* _TASK OBJECTIVE_
Below are some records. Pull every line that contains the word "administrators".

* _RECORDS SHOWN_

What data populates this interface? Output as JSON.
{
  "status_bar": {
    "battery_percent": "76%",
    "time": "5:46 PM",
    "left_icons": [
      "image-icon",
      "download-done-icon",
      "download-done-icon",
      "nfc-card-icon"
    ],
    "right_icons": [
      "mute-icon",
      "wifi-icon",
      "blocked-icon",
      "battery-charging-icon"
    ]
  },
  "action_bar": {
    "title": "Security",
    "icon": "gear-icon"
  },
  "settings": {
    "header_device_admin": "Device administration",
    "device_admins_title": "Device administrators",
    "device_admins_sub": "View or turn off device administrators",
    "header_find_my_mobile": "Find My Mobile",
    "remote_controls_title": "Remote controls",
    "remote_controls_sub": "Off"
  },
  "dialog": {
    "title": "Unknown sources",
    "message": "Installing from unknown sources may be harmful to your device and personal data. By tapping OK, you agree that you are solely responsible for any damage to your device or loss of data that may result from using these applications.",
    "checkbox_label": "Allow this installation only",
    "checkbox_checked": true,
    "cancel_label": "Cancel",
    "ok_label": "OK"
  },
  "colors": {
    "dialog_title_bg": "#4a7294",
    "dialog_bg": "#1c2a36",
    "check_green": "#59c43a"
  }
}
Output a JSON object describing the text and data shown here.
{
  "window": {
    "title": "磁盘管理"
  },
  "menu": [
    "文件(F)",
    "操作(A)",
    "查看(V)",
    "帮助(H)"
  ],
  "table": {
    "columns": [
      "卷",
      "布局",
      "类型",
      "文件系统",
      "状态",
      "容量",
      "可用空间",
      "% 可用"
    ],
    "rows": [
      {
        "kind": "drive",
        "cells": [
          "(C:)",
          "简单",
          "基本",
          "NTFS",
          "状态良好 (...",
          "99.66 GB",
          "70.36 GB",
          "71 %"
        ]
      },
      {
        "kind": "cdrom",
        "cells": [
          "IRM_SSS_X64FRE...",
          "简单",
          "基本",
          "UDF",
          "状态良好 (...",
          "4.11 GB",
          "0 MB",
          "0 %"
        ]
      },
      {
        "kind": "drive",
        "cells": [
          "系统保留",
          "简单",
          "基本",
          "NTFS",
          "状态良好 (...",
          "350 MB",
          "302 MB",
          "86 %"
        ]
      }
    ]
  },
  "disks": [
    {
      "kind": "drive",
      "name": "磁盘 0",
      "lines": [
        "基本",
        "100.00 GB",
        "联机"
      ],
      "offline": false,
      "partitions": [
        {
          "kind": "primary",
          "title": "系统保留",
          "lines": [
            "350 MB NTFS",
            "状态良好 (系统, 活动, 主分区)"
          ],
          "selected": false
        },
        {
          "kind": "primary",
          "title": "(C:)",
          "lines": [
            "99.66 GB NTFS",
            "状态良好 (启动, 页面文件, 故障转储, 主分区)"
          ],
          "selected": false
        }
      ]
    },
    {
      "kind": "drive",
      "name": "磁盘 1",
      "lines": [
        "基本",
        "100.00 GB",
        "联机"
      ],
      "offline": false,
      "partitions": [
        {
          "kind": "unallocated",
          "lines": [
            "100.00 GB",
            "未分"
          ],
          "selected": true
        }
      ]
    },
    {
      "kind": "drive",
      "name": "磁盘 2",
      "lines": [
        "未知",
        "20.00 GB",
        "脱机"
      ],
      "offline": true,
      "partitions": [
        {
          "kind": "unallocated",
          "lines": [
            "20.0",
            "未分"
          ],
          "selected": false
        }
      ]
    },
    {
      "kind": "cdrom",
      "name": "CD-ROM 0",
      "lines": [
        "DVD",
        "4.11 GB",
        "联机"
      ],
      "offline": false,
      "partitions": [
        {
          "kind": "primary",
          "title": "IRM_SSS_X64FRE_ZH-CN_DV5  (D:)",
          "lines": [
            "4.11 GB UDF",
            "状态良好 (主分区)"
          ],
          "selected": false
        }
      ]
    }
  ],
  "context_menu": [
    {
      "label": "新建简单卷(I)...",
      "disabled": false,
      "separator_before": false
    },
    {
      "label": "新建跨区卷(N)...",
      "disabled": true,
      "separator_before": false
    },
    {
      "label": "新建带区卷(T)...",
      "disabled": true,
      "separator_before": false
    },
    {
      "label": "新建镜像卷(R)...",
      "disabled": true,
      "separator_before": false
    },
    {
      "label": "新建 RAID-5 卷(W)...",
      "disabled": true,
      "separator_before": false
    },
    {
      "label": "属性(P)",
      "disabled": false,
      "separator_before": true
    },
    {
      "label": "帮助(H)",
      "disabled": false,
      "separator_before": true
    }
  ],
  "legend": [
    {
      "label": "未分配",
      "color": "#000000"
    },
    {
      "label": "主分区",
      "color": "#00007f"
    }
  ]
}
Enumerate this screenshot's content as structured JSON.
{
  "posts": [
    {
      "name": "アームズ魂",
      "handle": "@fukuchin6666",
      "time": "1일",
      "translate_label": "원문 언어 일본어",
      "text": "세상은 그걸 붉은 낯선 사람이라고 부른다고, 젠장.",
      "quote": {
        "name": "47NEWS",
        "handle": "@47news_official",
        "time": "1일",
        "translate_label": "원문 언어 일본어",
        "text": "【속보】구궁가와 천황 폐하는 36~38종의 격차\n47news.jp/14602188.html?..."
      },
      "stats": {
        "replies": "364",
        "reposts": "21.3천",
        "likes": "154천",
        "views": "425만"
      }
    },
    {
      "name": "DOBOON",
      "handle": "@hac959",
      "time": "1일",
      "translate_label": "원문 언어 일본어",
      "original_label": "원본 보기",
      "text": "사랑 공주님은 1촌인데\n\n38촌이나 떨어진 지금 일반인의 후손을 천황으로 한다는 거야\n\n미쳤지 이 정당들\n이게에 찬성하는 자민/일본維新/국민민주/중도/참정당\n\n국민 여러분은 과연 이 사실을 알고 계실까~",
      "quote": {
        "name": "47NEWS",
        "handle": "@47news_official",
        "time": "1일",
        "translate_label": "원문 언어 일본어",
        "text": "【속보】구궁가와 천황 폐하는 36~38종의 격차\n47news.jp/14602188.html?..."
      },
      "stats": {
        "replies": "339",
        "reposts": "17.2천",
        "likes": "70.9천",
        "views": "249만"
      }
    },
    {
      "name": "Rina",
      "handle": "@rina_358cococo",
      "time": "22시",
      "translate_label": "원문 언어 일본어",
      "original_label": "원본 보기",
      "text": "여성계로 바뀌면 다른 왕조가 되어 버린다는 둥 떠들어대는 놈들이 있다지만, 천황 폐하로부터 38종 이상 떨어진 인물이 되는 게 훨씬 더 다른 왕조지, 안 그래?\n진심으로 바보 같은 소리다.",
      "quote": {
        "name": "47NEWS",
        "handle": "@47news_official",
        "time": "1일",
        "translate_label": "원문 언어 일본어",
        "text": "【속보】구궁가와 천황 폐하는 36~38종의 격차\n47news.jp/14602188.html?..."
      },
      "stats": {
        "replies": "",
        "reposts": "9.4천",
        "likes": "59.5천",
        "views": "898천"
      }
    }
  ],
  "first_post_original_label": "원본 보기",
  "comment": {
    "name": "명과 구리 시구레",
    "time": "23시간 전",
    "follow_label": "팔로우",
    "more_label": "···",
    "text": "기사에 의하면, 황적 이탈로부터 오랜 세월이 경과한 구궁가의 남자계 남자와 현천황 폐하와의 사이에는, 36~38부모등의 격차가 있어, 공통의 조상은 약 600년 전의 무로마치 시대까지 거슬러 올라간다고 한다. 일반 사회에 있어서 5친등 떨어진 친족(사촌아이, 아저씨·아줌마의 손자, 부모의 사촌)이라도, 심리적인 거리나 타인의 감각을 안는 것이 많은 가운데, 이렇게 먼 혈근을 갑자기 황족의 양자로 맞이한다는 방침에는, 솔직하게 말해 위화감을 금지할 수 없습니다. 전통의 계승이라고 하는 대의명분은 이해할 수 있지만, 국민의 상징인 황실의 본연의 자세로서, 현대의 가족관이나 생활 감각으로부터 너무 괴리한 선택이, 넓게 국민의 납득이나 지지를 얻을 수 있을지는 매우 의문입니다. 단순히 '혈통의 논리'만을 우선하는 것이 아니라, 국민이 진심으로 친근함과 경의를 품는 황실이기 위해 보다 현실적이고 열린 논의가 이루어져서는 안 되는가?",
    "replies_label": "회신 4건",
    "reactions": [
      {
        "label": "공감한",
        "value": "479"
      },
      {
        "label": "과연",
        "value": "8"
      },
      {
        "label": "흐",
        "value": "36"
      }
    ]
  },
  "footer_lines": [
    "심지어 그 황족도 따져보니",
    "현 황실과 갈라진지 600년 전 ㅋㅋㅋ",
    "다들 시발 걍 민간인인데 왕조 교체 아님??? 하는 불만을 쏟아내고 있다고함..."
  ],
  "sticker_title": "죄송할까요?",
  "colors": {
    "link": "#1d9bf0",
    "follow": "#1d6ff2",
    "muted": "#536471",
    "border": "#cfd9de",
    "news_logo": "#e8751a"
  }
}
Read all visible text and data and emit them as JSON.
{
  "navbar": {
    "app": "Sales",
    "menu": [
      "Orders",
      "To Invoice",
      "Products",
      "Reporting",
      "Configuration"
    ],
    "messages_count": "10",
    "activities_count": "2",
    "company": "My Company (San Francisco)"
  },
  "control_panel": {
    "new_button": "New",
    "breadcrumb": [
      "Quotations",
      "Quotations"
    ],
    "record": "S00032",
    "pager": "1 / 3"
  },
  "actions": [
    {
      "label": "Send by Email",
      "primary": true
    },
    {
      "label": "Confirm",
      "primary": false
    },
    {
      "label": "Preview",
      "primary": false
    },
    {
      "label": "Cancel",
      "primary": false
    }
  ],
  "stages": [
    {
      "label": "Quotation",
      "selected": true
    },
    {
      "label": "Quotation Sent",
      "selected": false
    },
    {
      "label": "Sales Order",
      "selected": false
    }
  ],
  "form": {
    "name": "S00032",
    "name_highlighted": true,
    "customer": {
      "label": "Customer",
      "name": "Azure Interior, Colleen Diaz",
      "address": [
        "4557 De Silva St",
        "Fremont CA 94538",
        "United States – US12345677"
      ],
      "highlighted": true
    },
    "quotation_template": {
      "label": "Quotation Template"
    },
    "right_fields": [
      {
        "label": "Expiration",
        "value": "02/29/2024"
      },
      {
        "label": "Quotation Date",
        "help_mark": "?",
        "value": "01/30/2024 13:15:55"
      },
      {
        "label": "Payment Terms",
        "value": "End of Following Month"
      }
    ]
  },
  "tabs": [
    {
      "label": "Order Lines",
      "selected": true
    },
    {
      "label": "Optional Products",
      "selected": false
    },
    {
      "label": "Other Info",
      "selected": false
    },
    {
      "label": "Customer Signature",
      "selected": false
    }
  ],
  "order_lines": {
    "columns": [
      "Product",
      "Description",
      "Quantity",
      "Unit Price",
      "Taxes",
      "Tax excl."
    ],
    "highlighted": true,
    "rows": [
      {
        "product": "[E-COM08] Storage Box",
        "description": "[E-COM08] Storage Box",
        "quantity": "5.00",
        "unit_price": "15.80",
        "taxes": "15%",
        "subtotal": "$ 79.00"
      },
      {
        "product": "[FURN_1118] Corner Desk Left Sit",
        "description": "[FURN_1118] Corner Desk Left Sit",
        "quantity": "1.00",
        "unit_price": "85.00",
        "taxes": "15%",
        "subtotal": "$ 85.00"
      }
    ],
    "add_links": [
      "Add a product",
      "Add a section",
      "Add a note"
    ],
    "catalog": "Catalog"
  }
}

* _RESPONSE TO THE EXERCISE_
    "device_admins_title": "Device administrators",
    "device_admins_sub": "View or turn off device administrators",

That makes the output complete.